* _Requirements_
Scan the material below for the string "name", and copy every line where it shows up.

** START **

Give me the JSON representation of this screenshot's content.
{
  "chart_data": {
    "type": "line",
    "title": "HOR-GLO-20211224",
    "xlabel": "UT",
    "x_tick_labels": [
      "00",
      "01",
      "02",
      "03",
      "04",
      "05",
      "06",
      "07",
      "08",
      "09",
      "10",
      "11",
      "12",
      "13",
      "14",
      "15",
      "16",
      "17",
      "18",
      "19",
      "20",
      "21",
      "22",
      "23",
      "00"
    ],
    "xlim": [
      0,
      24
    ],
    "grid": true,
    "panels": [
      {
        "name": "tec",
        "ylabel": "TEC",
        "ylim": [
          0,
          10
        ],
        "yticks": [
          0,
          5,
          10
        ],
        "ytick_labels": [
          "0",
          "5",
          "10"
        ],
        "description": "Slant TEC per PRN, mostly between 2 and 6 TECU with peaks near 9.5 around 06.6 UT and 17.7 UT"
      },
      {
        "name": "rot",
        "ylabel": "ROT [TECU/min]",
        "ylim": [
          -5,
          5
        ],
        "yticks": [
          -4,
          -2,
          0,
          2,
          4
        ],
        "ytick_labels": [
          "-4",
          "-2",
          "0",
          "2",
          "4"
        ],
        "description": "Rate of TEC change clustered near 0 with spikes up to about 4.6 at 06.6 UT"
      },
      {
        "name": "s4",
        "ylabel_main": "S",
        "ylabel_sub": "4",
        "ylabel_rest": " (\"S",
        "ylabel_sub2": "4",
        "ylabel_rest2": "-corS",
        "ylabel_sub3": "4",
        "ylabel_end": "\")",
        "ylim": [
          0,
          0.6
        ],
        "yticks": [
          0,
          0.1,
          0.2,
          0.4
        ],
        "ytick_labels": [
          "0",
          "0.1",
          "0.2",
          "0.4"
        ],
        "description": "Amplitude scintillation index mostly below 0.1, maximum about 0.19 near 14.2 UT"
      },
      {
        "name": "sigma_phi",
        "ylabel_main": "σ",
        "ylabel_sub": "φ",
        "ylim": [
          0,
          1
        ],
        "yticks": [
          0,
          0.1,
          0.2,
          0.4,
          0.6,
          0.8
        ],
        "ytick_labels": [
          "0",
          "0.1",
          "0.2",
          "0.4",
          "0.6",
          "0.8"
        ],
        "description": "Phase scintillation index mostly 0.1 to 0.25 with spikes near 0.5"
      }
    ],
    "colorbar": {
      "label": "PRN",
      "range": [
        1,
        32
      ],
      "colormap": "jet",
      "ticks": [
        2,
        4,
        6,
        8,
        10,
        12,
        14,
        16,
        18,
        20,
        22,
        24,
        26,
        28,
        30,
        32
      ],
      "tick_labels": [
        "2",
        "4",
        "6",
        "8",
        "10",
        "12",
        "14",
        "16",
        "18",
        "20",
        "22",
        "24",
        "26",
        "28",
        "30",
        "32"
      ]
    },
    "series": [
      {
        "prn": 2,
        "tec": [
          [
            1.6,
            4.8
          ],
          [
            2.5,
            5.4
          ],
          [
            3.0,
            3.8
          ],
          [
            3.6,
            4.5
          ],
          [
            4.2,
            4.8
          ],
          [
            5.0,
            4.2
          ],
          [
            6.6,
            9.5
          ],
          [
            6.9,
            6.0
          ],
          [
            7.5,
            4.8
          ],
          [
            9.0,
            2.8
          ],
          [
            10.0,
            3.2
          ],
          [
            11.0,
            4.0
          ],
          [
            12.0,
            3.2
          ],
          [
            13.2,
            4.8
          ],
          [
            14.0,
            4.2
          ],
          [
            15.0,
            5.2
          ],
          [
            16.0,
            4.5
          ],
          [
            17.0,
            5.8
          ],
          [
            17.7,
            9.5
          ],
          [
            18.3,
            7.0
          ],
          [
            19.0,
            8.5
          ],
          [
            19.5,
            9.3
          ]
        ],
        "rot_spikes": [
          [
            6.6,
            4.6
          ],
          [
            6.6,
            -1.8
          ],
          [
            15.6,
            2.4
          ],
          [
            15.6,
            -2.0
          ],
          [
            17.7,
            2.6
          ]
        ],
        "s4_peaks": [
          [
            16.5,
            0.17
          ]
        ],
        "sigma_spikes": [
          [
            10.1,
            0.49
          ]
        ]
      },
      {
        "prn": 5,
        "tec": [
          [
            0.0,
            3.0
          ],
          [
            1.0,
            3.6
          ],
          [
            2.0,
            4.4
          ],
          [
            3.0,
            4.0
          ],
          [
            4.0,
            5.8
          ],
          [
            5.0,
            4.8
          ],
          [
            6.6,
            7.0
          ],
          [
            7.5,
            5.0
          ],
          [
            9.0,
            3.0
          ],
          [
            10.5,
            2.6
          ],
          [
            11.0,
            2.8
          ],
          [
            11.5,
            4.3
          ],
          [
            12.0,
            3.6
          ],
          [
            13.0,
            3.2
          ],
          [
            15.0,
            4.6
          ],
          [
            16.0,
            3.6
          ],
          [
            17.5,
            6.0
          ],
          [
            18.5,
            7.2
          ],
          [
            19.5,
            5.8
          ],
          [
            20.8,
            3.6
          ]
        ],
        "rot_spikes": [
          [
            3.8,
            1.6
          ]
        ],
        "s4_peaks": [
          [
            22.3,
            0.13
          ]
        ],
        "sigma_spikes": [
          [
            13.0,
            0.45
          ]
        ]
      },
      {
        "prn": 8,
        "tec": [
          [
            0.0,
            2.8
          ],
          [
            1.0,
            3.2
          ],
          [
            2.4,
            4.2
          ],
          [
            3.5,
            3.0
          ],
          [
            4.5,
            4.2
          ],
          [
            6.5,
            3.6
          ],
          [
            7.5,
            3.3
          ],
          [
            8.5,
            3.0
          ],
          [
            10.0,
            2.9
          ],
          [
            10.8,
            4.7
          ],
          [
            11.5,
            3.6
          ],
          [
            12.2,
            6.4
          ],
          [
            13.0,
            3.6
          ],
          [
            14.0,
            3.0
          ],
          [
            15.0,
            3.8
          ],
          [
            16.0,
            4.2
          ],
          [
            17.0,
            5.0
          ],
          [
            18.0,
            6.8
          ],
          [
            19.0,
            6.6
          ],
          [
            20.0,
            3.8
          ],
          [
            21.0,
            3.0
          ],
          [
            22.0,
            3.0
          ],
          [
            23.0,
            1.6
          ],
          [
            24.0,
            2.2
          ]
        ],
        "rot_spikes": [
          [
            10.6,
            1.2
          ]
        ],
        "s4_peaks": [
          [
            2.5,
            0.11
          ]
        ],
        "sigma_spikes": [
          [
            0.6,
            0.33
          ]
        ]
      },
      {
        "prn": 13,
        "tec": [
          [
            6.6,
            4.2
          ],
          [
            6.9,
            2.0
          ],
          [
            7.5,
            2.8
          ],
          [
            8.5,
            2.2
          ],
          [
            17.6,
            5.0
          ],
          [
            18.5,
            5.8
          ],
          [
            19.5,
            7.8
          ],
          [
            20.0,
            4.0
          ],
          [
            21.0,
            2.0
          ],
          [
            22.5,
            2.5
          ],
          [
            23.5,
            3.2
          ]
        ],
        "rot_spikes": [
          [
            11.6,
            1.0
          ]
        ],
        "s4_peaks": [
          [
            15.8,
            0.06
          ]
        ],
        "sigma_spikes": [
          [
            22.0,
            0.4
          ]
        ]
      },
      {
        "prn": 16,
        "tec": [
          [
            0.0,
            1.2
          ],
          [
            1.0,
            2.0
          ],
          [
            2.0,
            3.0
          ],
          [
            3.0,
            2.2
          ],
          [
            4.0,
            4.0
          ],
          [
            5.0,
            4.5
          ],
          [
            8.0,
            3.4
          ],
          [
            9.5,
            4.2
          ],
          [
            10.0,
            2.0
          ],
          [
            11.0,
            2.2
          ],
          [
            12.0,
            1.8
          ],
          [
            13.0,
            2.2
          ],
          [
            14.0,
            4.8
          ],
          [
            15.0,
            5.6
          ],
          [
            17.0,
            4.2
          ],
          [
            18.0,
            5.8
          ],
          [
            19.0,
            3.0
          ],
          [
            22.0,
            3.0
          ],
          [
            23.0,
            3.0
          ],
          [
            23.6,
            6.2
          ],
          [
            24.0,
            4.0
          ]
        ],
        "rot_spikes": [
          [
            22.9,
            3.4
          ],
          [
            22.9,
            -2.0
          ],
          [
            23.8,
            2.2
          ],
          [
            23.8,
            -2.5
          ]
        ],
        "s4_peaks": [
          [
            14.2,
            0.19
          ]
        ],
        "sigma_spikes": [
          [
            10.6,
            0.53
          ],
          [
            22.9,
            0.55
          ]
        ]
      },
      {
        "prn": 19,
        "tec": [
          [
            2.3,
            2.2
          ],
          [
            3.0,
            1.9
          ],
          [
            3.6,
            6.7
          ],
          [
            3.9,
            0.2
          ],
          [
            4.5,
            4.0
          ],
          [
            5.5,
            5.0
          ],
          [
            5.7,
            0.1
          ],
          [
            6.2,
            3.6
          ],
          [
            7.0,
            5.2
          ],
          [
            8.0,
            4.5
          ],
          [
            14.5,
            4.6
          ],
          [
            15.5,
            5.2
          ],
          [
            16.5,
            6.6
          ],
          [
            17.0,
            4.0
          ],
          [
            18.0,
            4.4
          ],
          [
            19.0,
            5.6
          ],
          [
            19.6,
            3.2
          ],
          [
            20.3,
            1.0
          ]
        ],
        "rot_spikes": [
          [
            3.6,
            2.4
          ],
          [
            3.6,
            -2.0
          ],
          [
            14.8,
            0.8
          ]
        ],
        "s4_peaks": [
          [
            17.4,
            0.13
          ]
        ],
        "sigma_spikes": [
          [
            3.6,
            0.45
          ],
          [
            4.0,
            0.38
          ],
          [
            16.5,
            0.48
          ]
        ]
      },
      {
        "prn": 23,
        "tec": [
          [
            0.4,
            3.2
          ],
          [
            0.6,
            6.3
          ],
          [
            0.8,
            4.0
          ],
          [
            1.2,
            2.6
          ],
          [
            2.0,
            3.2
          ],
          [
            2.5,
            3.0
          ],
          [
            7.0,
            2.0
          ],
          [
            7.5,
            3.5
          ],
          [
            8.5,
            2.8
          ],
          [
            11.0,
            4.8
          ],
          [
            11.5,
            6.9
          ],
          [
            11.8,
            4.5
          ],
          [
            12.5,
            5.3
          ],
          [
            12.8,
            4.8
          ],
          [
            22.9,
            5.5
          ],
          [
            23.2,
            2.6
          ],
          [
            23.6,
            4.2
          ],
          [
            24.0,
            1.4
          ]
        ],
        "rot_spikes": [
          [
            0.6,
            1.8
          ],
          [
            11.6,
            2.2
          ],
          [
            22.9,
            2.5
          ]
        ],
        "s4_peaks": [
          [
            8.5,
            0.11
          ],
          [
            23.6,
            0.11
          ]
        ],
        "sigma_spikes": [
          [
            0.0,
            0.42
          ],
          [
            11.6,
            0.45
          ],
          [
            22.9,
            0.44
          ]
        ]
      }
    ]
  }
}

** END **

* _Written answer_
        "name": "tec",
        "name": "rot",
        "name": "s4",
        "name": "sigma_phi",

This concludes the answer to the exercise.